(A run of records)
——

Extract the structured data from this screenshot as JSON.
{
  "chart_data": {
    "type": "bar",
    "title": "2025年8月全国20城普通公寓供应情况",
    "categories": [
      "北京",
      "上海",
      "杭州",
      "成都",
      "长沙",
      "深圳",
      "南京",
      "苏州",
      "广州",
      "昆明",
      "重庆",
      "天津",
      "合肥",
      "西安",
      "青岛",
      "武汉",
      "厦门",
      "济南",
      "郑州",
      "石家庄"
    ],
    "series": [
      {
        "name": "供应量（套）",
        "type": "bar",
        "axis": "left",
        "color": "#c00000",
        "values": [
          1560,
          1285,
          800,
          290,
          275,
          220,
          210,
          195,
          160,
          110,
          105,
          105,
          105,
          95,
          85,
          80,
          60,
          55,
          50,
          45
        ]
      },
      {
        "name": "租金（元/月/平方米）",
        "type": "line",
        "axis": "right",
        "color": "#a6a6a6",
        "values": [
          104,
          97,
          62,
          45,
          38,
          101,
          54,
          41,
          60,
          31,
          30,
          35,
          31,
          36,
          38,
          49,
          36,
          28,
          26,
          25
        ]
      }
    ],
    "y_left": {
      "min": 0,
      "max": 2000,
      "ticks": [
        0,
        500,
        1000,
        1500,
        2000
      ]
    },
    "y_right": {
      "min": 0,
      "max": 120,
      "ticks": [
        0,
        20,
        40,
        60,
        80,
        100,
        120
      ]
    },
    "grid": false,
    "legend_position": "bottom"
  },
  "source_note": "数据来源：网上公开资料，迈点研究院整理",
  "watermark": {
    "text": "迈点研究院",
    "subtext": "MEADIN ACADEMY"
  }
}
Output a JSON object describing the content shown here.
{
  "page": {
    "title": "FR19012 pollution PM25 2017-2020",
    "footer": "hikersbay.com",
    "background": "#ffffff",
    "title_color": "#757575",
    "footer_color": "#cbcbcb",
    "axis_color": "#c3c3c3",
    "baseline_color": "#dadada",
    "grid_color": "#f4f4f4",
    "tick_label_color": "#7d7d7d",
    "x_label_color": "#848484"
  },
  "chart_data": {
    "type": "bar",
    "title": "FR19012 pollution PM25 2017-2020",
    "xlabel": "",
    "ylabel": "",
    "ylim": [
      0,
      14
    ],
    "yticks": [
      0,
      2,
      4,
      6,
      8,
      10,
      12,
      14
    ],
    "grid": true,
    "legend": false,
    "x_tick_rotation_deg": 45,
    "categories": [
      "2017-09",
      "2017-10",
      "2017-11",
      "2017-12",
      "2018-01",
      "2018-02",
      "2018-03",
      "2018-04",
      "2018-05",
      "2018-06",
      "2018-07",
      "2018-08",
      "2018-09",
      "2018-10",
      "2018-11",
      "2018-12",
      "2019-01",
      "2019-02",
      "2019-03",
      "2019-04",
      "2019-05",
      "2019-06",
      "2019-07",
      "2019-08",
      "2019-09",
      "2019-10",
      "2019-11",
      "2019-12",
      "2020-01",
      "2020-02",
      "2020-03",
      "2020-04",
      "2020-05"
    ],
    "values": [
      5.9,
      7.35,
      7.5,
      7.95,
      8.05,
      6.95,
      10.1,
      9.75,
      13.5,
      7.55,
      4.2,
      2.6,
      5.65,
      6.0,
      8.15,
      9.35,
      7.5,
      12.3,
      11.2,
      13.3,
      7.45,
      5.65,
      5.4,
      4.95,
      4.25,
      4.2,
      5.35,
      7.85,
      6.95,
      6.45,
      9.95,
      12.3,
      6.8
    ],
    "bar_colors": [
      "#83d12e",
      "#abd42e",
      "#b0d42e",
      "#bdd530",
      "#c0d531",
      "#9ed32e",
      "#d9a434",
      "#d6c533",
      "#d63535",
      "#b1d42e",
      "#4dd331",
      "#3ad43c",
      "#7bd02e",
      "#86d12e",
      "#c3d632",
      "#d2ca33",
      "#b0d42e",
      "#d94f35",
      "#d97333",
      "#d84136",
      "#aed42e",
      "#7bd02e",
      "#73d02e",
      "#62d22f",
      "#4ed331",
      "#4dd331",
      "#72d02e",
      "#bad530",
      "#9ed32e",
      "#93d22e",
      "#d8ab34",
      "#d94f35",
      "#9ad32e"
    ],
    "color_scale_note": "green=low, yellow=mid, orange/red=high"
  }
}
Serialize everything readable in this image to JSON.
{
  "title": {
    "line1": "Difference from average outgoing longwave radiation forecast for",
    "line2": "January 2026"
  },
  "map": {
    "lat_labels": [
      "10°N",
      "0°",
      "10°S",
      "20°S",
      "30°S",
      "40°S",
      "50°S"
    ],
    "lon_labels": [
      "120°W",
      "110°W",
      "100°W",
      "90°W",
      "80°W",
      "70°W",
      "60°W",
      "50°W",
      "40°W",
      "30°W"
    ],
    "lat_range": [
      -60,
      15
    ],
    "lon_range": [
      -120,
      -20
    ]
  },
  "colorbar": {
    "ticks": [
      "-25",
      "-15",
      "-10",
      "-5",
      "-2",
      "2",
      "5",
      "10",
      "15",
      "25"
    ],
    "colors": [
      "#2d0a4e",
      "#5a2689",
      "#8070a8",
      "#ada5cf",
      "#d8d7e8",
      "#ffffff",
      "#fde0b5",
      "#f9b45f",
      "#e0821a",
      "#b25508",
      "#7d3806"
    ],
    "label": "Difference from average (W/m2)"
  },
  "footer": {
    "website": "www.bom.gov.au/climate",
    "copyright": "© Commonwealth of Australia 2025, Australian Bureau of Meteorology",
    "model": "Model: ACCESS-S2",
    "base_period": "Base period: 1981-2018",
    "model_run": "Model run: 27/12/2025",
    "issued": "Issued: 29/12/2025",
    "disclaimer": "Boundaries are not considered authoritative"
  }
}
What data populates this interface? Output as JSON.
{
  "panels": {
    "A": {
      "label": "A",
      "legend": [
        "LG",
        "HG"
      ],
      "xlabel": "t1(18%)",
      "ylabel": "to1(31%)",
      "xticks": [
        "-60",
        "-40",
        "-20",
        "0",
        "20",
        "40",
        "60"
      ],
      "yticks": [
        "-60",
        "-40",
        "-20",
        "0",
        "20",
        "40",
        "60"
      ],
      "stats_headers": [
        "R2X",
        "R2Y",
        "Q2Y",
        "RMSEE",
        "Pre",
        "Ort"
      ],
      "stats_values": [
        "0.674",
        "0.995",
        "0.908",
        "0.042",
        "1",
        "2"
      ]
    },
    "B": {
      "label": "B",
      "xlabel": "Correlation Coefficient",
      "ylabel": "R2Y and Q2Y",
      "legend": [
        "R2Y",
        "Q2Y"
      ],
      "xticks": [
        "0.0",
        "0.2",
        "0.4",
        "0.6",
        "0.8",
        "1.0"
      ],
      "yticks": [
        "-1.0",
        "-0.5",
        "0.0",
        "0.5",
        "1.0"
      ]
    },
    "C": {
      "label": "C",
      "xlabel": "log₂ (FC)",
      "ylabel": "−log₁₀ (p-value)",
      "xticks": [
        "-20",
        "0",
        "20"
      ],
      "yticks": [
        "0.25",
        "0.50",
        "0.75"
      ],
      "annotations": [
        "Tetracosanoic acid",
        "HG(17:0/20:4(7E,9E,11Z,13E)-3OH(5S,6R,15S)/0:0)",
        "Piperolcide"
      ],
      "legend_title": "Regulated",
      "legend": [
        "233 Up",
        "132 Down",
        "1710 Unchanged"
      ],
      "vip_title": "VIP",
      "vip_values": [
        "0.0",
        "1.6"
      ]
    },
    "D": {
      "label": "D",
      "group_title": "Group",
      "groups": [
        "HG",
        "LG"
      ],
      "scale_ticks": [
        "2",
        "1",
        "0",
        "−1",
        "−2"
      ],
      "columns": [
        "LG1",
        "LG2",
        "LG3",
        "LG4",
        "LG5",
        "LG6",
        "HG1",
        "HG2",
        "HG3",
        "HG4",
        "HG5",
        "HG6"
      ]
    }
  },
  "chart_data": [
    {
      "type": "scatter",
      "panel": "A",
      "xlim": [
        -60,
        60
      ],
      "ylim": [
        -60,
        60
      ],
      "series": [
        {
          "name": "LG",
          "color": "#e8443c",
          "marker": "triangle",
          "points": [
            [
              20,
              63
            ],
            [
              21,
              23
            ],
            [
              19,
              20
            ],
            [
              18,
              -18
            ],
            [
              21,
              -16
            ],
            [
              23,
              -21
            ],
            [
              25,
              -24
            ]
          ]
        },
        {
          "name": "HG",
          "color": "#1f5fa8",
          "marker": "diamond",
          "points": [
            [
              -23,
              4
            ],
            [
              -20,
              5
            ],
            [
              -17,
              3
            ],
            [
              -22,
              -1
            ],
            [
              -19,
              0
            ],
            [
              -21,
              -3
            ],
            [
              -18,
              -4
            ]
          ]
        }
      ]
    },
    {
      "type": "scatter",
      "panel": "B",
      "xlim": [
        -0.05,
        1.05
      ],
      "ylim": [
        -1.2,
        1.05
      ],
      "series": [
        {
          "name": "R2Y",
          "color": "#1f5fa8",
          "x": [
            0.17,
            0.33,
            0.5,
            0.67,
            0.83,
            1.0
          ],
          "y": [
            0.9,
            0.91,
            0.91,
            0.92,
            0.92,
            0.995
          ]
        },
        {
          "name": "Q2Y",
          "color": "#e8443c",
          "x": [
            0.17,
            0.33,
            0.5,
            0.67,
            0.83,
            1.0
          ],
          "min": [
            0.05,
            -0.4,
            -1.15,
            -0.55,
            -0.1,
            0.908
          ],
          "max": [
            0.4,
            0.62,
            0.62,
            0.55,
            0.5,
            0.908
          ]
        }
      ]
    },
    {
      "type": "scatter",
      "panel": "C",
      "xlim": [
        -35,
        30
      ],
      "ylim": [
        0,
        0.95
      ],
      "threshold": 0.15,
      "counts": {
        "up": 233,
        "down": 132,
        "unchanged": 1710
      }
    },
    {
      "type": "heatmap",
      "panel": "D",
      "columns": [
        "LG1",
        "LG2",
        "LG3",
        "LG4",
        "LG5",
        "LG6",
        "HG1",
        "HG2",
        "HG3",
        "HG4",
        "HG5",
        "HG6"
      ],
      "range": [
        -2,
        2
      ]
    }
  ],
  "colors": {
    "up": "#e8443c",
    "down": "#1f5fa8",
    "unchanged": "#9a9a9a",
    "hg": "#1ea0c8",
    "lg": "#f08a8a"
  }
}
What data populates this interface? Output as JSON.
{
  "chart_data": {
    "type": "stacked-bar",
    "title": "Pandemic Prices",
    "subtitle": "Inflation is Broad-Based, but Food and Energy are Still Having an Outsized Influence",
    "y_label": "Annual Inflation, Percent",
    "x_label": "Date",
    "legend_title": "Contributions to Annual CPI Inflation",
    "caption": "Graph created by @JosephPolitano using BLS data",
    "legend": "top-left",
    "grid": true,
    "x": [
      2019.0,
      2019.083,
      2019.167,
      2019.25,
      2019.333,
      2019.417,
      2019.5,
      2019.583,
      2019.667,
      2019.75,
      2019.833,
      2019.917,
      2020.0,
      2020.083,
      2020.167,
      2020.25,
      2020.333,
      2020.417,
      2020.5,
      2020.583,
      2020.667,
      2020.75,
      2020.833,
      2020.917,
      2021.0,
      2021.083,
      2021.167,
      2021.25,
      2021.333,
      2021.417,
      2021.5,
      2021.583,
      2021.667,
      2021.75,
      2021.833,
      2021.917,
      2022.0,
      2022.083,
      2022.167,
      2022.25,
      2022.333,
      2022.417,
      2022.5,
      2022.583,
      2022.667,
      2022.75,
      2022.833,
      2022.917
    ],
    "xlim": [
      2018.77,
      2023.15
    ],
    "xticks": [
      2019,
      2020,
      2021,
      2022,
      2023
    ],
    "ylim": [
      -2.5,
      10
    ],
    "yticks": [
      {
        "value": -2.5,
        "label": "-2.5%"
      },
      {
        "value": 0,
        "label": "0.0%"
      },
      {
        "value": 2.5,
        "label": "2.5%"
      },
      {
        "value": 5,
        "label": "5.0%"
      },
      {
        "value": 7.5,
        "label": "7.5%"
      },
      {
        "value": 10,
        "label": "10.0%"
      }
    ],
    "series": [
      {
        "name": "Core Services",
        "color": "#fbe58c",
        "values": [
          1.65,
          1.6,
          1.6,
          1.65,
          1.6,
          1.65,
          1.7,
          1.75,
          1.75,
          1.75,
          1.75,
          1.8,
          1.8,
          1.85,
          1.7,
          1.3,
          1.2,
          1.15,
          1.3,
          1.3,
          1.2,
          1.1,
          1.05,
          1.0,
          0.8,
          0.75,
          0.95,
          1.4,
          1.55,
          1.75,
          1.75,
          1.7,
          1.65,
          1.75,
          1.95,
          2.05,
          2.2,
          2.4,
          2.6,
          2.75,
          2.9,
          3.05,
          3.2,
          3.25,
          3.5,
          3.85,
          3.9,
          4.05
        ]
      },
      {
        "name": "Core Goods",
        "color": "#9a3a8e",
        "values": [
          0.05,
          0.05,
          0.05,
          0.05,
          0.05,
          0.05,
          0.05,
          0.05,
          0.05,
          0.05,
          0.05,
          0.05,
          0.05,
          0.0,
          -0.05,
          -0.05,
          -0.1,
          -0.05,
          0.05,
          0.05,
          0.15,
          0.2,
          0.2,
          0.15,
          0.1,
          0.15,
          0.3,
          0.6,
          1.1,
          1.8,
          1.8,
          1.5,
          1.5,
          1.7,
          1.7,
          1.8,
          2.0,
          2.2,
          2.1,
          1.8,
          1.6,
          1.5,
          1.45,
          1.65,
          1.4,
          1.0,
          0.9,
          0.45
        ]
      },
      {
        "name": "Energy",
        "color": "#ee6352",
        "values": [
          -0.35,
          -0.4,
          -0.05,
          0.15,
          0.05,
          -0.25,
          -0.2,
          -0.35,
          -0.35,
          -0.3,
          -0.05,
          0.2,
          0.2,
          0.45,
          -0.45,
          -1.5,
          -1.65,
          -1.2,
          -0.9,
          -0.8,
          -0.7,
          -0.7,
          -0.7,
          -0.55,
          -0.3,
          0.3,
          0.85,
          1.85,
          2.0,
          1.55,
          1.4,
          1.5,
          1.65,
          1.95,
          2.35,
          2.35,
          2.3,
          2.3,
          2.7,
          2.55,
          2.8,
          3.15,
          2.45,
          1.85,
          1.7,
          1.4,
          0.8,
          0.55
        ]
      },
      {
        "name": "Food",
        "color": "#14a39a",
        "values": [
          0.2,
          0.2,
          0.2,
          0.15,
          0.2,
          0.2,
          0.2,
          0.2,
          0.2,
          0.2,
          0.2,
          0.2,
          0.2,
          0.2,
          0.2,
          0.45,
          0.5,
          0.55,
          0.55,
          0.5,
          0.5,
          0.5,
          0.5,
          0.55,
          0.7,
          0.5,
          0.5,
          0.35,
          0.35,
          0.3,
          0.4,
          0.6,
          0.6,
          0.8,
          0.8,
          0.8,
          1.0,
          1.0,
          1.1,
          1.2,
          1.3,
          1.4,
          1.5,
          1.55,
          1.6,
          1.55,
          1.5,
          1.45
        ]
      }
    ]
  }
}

——

### [Exercise prompt]
Determine how many lines include the string "average". Give no answer but the number.

### [Output of the task]
2